▶ Exercise goal
Print the full listing exactly.

▶ Records for processing
===

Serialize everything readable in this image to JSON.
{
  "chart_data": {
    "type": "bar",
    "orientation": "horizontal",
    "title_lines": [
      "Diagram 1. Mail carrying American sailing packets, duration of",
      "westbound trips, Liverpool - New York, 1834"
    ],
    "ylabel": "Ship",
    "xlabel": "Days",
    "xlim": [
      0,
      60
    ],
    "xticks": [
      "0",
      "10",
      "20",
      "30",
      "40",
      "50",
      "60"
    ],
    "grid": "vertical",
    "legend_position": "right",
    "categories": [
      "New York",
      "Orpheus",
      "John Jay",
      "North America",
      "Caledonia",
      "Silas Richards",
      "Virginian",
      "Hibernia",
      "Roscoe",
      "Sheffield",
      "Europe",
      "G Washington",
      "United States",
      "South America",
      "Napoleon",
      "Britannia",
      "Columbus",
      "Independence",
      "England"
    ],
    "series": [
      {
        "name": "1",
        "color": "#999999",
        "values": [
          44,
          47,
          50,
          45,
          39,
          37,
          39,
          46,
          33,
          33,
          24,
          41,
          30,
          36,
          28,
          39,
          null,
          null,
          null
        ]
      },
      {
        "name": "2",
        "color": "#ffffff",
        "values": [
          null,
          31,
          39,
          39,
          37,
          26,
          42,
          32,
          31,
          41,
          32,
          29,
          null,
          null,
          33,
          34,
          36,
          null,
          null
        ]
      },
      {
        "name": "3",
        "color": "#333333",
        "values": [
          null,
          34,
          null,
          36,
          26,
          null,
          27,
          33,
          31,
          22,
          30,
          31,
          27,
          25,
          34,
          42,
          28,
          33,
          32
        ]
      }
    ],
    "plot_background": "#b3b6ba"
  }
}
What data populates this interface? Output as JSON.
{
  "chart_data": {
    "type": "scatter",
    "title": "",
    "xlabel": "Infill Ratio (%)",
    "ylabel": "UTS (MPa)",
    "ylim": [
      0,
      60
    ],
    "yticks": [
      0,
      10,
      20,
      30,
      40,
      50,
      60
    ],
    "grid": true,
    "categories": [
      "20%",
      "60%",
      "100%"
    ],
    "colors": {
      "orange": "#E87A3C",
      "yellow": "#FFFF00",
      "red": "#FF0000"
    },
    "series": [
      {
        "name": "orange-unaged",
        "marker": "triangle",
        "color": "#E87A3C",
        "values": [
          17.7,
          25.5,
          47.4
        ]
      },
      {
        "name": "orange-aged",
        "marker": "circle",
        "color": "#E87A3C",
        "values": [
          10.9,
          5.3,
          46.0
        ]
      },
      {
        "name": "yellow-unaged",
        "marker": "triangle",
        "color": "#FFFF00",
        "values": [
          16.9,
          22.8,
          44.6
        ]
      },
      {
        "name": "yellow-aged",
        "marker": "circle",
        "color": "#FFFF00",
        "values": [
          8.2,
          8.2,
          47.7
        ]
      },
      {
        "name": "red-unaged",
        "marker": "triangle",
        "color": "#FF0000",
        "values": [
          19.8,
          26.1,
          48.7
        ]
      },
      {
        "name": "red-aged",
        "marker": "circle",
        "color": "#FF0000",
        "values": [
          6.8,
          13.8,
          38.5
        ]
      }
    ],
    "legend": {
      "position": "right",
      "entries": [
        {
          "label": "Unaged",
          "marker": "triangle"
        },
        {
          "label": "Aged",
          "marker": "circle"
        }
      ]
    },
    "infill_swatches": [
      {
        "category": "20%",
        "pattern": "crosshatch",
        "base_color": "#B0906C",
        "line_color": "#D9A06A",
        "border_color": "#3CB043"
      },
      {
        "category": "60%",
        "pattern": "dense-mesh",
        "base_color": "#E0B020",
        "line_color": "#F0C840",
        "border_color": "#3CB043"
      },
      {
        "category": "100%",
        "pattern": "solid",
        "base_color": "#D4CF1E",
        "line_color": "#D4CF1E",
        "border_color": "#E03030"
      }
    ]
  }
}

===

▶ Task response
Serialize everything readable in this image to JSON.
{
  "chart_data": {
    "type": "bar",
    "orientation": "horizontal",
    "title_lines": [
      "Diagram 1. Mail carrying American sailing packets, duration of",
      "westbound trips, Liverpool - New York, 1834"
    ],
    "ylabel": "Ship",
    "xlabel": "Days",
    "xlim": [
      0,
      60
    ],
    "xticks": [
      "0",
      "10",
      "20",
      "30",
      "40",
      "50",
      "60"
    ],
    "grid": "vertical",
    "legend_position": "right",
    "categories": [
      "New York",
      "Orpheus",
      "John Jay",
      "North America",
      "Caledonia",
      "Silas Richards",
      "Virginian",
      "Hibernia",
      "Roscoe",
      "Sheffield",
      "Europe",
      "G Washington",
      "United States",
      "South America",
      "Napoleon",
      "Britannia",
      "Columbus",
      "Independence",
      "England"
    ],
    "series": [
      {
        "name": "1",
        "color": "#999999",
        "values": [
          44,
          47,
          50,
          45,
          39,
          37,
          39,
          46,
          33,
          33,
          24,
          41,
          30,
          36,
          28,
          39,
          null,
          null,
          null
        ]
      },
      {
        "name": "2",
        "color": "#ffffff",
        "values": [
          null,
          31,
          39,
          39,
          37,
          26,
          42,
          32,
          31,
          41,
          32,
          29,
          null,
          null,
          33,
          34,
          36,
          null,
          null
        ]
      },
      {
        "name": "3",
        "color": "#333333",
        "values": [
          null,
          34,
          null,
          36,
          26,
          null,
          27,
          33,
          31,
          22,
          30,
          31,
          27,
          25,
          34,
          42,
          28,
          33,
          32
        ]
      }
    ],
    "plot_background": "#b3b6ba"
  }
}
What data populates this interface? Output as JSON.
{
  "chart_data": {
    "type": "scatter",
    "title": "",
    "xlabel": "Infill Ratio (%)",
    "ylabel": "UTS (MPa)",
    "ylim": [
      0,
      60
    ],
    "yticks": [
      0,
      10,
      20,
      30,
      40,
      50,
      60
    ],
    "grid": true,
    "categories": [
      "20%",
      "60%",
      "100%"
    ],
    "colors": {
      "orange": "#E87A3C",
      "yellow": "#FFFF00",
      "red": "#FF0000"
    },
    "series": [
      {
        "name": "orange-unaged",
        "marker": "triangle",
        "color": "#E87A3C",
        "values": [
          17.7,
          25.5,
          47.4
        ]
      },
      {
        "name": "orange-aged",
        "marker": "circle",
        "color": "#E87A3C",
        "values": [
          10.9,
          5.3,
          46.0
        ]
      },
      {
        "name": "yellow-unaged",
        "marker": "triangle",
        "color": "#FFFF00",
        "values": [
          16.9,
          22.8,
          44.6
        ]
      },
      {
        "name": "yellow-aged",
        "marker": "circle",
        "color": "#FFFF00",
        "values": [
          8.2,
          8.2,
          47.7
        ]
      },
      {
        "name": "red-unaged",
        "marker": "triangle",
        "color": "#FF0000",
        "values": [
          19.8,
          26.1,
          48.7
        ]
      },
      {
        "name": "red-aged",
        "marker": "circle",
        "color": "#FF0000",
        "values": [
          6.8,
          13.8,
          38.5
        ]
      }
    ],
    "legend": {
      "position": "right",
      "entries": [
        {
          "label": "Unaged",
          "marker": "triangle"
        },
        {
          "label": "Aged",
          "marker": "circle"
        }
      ]
    },
    "infill_swatches": [
      {
        "category": "20%",
        "pattern": "crosshatch",
        "base_color": "#B0906C",
        "line_color": "#D9A06A",
        "border_color": "#3CB043"
      },
      {
        "category": "60%",
        "pattern": "dense-mesh",
        "base_color": "#E0B020",
        "line_color": "#F0C840",
        "border_color": "#3CB043"
      },
      {
        "category": "100%",
        "pattern": "solid",
        "base_color": "#D4CF1E",
        "line_color": "#D4CF1E",
        "border_color": "#E03030"
      }
    ]
  }
}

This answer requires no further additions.